▸ EXERCISE:
Using the listing below, extract each line that has the word "xlabel" in it.

▸ SOURCE DATA:
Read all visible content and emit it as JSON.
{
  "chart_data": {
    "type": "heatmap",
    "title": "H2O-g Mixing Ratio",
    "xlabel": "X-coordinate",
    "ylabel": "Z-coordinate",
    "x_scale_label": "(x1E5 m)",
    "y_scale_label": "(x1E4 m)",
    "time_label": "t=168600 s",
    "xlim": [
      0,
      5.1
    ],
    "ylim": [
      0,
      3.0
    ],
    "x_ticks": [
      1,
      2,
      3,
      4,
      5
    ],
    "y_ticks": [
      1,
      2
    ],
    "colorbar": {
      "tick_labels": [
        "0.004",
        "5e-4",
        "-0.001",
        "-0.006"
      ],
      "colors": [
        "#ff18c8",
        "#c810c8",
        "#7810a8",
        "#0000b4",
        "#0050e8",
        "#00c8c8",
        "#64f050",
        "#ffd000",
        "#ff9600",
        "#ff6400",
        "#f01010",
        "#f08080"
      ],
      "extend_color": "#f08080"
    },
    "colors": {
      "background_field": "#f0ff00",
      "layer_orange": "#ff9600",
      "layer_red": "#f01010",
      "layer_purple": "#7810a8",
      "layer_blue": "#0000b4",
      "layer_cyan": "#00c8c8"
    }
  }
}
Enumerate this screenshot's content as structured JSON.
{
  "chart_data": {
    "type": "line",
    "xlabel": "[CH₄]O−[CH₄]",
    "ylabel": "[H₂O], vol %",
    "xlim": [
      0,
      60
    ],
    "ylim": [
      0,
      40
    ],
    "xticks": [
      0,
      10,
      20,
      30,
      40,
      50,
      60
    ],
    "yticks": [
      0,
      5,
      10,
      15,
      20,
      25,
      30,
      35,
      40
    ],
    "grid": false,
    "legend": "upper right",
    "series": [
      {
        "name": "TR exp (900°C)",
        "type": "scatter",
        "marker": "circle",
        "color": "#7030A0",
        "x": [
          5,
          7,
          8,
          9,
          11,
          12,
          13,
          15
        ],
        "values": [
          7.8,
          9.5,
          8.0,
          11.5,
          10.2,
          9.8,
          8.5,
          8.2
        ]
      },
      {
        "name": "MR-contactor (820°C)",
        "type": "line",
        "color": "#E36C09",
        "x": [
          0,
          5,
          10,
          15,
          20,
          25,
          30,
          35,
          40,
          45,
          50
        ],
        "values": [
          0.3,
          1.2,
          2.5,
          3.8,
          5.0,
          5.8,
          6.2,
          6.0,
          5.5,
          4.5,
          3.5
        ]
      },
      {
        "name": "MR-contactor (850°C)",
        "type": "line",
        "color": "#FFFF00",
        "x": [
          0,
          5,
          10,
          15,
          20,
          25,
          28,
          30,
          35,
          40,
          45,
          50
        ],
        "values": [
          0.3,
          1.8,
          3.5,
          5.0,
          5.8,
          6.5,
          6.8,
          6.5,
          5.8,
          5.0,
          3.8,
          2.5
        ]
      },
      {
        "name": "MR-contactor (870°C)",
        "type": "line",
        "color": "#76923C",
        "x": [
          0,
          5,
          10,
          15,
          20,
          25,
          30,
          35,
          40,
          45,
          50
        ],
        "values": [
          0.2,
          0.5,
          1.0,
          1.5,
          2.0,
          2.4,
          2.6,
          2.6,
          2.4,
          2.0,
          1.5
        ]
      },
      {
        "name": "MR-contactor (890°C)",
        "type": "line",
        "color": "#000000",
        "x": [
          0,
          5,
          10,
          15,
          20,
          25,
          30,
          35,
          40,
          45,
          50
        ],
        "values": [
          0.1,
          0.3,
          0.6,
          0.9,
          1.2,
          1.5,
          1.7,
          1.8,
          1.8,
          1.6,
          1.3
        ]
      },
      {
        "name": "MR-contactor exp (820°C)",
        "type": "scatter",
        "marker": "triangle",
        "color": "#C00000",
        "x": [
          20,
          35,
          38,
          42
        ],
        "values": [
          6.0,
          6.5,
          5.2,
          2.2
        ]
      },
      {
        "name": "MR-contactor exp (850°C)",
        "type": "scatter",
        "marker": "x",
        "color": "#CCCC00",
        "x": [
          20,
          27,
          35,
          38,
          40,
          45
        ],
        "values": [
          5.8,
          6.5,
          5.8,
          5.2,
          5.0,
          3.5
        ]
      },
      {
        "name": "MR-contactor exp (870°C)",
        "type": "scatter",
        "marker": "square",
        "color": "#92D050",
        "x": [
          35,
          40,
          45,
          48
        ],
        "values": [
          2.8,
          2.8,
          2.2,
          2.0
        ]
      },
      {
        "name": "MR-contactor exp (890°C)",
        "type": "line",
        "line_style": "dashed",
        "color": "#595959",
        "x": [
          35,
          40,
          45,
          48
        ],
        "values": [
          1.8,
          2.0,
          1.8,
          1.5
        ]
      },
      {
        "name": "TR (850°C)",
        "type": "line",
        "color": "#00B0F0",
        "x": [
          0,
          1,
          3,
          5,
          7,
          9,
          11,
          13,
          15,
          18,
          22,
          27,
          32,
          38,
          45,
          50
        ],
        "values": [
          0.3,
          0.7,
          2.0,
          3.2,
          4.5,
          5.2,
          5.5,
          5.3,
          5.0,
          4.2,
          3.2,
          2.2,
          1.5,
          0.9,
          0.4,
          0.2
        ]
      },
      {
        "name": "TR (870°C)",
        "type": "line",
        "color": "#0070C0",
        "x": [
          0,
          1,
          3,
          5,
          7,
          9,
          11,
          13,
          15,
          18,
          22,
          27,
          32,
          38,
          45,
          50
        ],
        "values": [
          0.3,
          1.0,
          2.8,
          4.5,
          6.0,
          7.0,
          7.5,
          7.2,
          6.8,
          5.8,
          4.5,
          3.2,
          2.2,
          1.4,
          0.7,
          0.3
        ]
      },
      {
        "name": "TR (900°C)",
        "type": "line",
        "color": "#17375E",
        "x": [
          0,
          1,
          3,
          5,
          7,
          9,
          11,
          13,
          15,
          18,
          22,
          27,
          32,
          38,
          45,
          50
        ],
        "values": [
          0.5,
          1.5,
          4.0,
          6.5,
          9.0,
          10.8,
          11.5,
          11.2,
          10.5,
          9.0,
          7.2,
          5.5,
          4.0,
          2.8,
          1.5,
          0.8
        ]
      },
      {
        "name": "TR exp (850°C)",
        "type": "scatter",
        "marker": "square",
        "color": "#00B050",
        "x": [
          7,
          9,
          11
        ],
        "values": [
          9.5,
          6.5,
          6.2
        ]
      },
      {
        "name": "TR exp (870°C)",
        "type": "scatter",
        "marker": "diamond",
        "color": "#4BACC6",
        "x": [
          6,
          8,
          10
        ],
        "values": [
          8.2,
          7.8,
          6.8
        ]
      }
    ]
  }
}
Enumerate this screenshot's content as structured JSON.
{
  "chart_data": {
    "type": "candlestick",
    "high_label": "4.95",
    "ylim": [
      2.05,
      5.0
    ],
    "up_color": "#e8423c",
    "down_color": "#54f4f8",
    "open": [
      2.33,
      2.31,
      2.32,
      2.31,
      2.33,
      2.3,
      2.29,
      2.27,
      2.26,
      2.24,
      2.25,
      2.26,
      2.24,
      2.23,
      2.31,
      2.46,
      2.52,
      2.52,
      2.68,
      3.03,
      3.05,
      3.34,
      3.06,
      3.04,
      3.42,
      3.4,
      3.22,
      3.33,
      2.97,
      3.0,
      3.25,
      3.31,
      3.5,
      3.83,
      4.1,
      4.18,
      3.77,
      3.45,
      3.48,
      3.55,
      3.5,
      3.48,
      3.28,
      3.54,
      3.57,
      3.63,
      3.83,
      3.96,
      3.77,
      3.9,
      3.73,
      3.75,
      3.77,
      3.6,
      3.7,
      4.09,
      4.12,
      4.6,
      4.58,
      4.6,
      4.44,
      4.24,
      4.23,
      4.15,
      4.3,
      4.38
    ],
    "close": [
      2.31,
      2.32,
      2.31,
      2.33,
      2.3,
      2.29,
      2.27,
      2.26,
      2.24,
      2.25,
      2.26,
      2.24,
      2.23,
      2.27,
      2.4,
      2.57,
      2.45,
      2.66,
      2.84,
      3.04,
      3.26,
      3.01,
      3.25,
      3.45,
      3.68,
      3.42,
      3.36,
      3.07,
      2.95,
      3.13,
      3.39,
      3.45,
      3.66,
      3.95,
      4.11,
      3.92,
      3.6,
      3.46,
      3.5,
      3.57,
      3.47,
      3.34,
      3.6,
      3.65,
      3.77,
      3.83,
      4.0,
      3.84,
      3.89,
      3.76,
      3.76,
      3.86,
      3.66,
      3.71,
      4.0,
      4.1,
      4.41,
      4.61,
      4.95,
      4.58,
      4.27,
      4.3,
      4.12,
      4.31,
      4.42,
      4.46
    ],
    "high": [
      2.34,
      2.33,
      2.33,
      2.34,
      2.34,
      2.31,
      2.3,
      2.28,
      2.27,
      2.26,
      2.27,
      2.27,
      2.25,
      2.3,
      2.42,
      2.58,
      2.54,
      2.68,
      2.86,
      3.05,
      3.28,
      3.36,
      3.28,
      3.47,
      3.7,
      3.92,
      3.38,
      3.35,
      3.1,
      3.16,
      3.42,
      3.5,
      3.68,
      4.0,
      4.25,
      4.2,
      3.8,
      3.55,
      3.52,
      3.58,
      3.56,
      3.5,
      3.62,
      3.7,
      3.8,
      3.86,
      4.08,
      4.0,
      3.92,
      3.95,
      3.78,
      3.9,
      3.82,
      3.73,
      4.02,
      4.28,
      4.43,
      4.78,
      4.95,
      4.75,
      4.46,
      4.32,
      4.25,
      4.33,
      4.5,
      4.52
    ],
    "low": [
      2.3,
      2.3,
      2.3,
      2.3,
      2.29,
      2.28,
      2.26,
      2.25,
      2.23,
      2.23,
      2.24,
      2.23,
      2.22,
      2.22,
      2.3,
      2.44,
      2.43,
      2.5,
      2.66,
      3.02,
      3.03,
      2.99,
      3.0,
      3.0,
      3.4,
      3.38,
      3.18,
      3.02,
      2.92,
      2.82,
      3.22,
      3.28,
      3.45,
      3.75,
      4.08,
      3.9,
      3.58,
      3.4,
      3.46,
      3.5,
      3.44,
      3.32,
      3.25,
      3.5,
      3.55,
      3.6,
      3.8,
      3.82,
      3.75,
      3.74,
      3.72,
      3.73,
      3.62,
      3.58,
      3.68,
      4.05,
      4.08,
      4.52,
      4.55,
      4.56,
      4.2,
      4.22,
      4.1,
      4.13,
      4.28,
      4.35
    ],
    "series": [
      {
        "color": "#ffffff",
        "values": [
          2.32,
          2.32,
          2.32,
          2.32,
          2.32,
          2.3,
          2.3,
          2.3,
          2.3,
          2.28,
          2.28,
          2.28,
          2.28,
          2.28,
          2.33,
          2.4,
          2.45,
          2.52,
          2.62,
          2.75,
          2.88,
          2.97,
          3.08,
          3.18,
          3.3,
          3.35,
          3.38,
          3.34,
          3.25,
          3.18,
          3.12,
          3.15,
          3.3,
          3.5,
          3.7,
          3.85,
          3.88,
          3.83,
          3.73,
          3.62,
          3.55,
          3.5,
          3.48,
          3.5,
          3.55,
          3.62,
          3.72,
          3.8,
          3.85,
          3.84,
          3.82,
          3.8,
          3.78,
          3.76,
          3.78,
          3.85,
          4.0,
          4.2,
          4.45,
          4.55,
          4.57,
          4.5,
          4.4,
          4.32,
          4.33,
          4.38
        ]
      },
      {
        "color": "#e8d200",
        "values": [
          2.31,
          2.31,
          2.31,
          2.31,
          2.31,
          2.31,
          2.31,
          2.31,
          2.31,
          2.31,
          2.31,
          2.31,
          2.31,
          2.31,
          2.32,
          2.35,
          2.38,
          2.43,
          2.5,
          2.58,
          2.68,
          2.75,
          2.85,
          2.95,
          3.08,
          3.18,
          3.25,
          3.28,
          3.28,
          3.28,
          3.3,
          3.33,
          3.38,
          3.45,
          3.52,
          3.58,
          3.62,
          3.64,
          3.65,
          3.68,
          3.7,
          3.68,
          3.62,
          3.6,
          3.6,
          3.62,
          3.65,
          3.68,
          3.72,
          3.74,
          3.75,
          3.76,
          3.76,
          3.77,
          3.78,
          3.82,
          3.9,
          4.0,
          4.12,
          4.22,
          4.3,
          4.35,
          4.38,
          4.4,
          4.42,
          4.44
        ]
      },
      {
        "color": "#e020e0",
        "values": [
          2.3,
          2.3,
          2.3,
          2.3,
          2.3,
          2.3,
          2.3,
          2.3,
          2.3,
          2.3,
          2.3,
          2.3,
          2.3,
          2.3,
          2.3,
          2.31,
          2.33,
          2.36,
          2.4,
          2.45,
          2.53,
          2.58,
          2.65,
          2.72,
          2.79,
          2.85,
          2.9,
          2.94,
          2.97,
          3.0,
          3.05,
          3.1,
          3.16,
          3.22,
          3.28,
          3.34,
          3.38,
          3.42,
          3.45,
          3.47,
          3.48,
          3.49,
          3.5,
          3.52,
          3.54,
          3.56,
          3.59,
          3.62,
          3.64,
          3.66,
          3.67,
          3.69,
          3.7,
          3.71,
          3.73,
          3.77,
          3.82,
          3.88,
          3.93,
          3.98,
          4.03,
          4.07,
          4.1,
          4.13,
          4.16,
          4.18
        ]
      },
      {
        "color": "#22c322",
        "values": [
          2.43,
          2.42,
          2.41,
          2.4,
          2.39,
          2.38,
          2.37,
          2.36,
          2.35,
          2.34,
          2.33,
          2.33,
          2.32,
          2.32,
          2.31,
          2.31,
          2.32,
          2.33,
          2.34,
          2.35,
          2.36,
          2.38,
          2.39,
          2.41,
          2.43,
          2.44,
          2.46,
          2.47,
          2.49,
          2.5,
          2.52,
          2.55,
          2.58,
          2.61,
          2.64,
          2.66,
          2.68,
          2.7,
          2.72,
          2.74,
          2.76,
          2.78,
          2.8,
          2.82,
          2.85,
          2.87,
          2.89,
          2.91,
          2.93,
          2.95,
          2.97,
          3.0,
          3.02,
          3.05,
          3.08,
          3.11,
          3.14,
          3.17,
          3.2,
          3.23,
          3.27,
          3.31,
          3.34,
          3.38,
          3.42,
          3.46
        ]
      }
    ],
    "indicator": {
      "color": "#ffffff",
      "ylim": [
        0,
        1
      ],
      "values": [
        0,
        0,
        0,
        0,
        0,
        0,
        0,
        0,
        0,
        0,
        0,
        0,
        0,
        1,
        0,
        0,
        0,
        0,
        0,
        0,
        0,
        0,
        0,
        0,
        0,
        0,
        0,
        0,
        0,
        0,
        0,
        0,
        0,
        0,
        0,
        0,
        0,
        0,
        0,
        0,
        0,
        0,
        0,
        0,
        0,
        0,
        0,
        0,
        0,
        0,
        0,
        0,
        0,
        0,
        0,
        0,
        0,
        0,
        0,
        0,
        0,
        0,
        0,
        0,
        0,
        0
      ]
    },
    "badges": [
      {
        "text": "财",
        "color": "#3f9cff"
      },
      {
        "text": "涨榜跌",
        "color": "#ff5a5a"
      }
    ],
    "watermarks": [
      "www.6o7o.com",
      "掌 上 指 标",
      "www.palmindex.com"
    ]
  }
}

▸ REPLY:
    "xlabel": "X-coordinate",
    "xlabel": "[CH₄]O−[CH₄]",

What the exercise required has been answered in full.